Reproduce all entries precisely as they are written.

▶ Records:
+++++

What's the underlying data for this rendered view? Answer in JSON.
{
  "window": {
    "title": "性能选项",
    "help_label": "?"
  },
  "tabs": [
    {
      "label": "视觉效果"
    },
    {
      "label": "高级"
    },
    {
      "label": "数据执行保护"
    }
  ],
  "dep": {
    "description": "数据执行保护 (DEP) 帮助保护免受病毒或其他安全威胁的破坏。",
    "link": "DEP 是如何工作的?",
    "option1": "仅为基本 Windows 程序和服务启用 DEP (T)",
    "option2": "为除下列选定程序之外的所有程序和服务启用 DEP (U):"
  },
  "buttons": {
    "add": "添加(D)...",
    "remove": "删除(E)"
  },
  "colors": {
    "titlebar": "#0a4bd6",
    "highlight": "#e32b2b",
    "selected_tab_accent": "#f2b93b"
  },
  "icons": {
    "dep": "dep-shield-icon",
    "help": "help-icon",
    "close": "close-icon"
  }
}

+++++

▶ Full answer:
What's the underlying data for this rendered view? Answer in JSON.
{
  "window": {
    "title": "性能选项",
    "help_label": "?"
  },
  "tabs": [
    {
      "label": "视觉效果"
    },
    {
      "label": "高级"
    },
    {
      "label": "数据执行保护"
    }
  ],
  "dep": {
    "description": "数据执行保护 (DEP) 帮助保护免受病毒或其他安全威胁的破坏。",
    "link": "DEP 是如何工作的?",
    "option1": "仅为基本 Windows 程序和服务启用 DEP (T)",
    "option2": "为除下列选定程序之外的所有程序和服务启用 DEP (U):"
  },
  "buttons": {
    "add": "添加(D)...",
    "remove": "删除(E)"
  },
  "colors": {
    "titlebar": "#0a4bd6",
    "highlight": "#e32b2b",
    "selected_tab_accent": "#f2b93b"
  },
  "icons": {
    "dep": "dep-shield-icon",
    "help": "help-icon",
    "close": "close-icon"
  }
}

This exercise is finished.